Excerpts from a figure dataset
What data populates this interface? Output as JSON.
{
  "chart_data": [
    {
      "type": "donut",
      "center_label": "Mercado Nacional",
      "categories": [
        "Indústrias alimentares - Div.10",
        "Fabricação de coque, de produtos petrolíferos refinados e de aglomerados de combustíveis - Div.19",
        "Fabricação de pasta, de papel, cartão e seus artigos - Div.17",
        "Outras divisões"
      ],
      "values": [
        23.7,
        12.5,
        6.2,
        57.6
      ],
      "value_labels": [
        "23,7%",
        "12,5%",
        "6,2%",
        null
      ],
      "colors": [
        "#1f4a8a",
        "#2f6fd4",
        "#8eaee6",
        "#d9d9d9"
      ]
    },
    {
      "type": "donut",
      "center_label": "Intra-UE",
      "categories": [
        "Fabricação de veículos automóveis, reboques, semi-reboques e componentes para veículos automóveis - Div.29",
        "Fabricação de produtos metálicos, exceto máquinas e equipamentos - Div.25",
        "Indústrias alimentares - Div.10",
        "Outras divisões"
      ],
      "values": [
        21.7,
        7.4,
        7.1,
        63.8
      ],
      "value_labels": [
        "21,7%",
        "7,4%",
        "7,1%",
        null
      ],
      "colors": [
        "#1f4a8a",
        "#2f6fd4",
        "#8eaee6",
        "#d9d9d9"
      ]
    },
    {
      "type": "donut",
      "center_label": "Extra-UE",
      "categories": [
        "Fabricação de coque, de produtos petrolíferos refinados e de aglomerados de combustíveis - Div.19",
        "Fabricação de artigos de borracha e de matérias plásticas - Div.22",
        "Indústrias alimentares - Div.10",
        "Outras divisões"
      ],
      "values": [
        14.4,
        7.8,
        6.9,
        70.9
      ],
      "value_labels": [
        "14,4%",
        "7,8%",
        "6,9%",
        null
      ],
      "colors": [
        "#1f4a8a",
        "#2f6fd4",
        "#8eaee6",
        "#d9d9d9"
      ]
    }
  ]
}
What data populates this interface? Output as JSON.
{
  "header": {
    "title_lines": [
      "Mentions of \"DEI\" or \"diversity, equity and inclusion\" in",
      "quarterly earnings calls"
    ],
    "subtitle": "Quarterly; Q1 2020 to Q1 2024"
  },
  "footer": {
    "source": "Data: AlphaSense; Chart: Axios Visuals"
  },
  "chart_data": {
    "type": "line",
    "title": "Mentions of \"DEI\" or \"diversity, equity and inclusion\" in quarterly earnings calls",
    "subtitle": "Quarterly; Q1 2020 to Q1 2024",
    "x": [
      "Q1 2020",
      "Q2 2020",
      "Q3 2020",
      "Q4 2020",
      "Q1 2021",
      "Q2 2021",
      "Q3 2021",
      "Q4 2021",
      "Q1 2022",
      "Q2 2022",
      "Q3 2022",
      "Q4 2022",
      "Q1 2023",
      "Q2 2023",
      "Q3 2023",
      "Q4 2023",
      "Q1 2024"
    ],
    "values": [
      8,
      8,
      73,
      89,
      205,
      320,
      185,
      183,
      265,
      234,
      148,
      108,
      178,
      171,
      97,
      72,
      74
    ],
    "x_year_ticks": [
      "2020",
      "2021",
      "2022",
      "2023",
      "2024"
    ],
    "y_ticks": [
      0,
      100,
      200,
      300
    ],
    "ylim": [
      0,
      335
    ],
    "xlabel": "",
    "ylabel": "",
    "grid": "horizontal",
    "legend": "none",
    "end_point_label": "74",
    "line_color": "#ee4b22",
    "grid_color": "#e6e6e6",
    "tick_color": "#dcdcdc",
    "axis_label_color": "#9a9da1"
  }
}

GIVEN INSTRUCTION: Reproduce all of the entries word for word.

THE OUTPUT:
What data populates this interface? Output as JSON.
{
  "chart_data": [
    {
      "type": "donut",
      "center_label": "Mercado Nacional",
      "categories": [
        "Indústrias alimentares - Div.10",
        "Fabricação de coque, de produtos petrolíferos refinados e de aglomerados de combustíveis - Div.19",
        "Fabricação de pasta, de papel, cartão e seus artigos - Div.17",
        "Outras divisões"
      ],
      "values": [
        23.7,
        12.5,
        6.2,
        57.6
      ],
      "value_labels": [
        "23,7%",
        "12,5%",
        "6,2%",
        null
      ],
      "colors": [
        "#1f4a8a",
        "#2f6fd4",
        "#8eaee6",
        "#d9d9d9"
      ]
    },
    {
      "type": "donut",
      "center_label": "Intra-UE",
      "categories": [
        "Fabricação de veículos automóveis, reboques, semi-reboques e componentes para veículos automóveis - Div.29",
        "Fabricação de produtos metálicos, exceto máquinas e equipamentos - Div.25",
        "Indústrias alimentares - Div.10",
        "Outras divisões"
      ],
      "values": [
        21.7,
        7.4,
        7.1,
        63.8
      ],
      "value_labels": [
        "21,7%",
        "7,4%",
        "7,1%",
        null
      ],
      "colors": [
        "#1f4a8a",
        "#2f6fd4",
        "#8eaee6",
        "#d9d9d9"
      ]
    },
    {
      "type": "donut",
      "center_label": "Extra-UE",
      "categories": [
        "Fabricação de coque, de produtos petrolíferos refinados e de aglomerados de combustíveis - Div.19",
        "Fabricação de artigos de borracha e de matérias plásticas - Div.22",
        "Indústrias alimentares - Div.10",
        "Outras divisões"
      ],
      "values": [
        14.4,
        7.8,
        6.9,
        70.9
      ],
      "value_labels": [
        "14,4%",
        "7,8%",
        "6,9%",
        null
      ],
      "colors": [
        "#1f4a8a",
        "#2f6fd4",
        "#8eaee6",
        "#d9d9d9"
      ]
    }
  ]
}
What data populates this interface? Output as JSON.
{
  "header": {
    "title_lines": [
      "Mentions of \"DEI\" or \"diversity, equity and inclusion\" in",
      "quarterly earnings calls"
    ],
    "subtitle": "Quarterly; Q1 2020 to Q1 2024"
  },
  "footer": {
    "source": "Data: AlphaSense; Chart: Axios Visuals"
  },
  "chart_data": {
    "type": "line",
    "title": "Mentions of \"DEI\" or \"diversity, equity and inclusion\" in quarterly earnings calls",
    "subtitle": "Quarterly; Q1 2020 to Q1 2024",
    "x": [
      "Q1 2020",
      "Q2 2020",
      "Q3 2020",
      "Q4 2020",
      "Q1 2021",
      "Q2 2021",
      "Q3 2021",
      "Q4 2021",
      "Q1 2022",
      "Q2 2022",
      "Q3 2022",
      "Q4 2022",
      "Q1 2023",
      "Q2 2023",
      "Q3 2023",
      "Q4 2023",
      "Q1 2024"
    ],
    "values": [
      8,
      8,
      73,
      89,
      205,
      320,
      185,
      183,
      265,
      234,
      148,
      108,
      178,
      171,
      97,
      72,
      74
    ],
    "x_year_ticks": [
      "2020",
      "2021",
      "2022",
      "2023",
      "2024"
    ],
    "y_ticks": [
      0,
      100,
      200,
      300
    ],
    "ylim": [
      0,
      335
    ],
    "xlabel": "",
    "ylabel": "",
    "grid": "horizontal",
    "legend": "none",
    "end_point_label": "74",
    "line_color": "#ee4b22",
    "grid_color": "#e6e6e6",
    "tick_color": "#dcdcdc",
    "axis_label_color": "#9a9da1"
  }
}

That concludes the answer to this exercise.